TASK DESCRIPTION: Among the entries below, find the lines with "common" and copy them.

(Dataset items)
"""

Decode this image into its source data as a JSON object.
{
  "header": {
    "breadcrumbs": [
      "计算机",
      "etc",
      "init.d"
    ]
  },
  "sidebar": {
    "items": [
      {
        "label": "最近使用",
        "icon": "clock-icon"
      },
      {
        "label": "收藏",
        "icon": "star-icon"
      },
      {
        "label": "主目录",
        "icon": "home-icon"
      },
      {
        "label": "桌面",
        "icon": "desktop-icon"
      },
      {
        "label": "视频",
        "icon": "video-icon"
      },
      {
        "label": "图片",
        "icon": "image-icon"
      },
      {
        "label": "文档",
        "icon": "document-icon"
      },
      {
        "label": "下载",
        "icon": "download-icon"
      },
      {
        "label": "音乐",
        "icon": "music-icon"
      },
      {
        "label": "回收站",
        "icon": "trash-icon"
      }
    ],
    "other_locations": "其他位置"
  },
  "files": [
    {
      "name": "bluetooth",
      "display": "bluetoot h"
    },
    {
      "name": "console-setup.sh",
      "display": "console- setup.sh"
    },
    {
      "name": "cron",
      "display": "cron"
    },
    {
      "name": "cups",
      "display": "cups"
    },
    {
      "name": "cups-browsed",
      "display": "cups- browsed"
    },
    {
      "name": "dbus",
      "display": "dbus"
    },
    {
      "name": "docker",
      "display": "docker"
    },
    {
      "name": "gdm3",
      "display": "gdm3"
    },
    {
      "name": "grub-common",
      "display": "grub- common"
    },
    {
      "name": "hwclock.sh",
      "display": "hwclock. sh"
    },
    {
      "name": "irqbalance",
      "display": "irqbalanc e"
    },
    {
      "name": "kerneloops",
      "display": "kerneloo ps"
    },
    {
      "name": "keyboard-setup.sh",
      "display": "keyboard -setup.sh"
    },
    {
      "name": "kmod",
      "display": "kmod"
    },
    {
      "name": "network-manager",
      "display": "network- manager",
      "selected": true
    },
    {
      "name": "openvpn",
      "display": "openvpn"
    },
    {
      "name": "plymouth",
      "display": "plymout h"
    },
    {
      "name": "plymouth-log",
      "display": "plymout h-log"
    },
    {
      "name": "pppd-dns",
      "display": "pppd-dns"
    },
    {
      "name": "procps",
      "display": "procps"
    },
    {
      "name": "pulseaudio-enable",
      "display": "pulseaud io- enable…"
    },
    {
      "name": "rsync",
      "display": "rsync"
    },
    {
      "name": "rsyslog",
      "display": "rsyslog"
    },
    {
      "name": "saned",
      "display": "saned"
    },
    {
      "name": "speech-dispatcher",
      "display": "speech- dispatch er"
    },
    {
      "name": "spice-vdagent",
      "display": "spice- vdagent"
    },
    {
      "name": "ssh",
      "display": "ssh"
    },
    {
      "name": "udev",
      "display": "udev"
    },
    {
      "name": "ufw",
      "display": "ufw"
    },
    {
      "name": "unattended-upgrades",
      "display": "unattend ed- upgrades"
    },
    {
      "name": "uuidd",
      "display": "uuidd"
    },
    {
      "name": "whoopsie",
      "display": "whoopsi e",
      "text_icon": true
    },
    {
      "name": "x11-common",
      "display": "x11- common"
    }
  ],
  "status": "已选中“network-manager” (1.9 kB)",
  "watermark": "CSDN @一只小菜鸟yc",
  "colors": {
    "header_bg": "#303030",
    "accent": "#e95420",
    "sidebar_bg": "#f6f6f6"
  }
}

"""
"""

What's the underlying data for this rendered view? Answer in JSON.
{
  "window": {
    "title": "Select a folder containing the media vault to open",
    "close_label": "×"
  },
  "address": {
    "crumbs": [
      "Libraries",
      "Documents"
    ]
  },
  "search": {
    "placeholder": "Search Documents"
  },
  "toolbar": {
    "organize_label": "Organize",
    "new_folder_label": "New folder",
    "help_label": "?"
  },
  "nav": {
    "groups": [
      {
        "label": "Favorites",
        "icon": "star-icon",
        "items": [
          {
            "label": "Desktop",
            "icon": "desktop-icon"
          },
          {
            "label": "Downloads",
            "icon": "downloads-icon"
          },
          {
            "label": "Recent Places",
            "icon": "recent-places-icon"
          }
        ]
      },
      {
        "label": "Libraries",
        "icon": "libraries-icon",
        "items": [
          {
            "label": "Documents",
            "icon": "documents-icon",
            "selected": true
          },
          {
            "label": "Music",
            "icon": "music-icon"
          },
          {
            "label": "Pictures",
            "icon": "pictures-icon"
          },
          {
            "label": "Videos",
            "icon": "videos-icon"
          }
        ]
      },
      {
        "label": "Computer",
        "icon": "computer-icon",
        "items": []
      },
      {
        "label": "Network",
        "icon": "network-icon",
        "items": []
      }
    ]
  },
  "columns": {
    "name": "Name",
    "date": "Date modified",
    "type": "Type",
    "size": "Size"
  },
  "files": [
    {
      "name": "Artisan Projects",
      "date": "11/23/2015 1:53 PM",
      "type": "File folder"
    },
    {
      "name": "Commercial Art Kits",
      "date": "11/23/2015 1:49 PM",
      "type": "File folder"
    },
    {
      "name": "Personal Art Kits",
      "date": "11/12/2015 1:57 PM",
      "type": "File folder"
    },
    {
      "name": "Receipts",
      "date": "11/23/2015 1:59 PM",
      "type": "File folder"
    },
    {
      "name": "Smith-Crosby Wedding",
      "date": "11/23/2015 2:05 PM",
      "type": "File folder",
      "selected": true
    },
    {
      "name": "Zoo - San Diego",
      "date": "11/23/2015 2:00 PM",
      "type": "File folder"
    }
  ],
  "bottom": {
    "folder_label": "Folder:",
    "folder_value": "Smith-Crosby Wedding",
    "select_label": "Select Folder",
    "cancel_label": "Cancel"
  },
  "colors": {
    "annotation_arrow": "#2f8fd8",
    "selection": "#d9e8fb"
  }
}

"""

OUTPUT:
      "name": "grub-common",
      "display": "grub- common"
      "name": "x11-common",
      "display": "x11- common"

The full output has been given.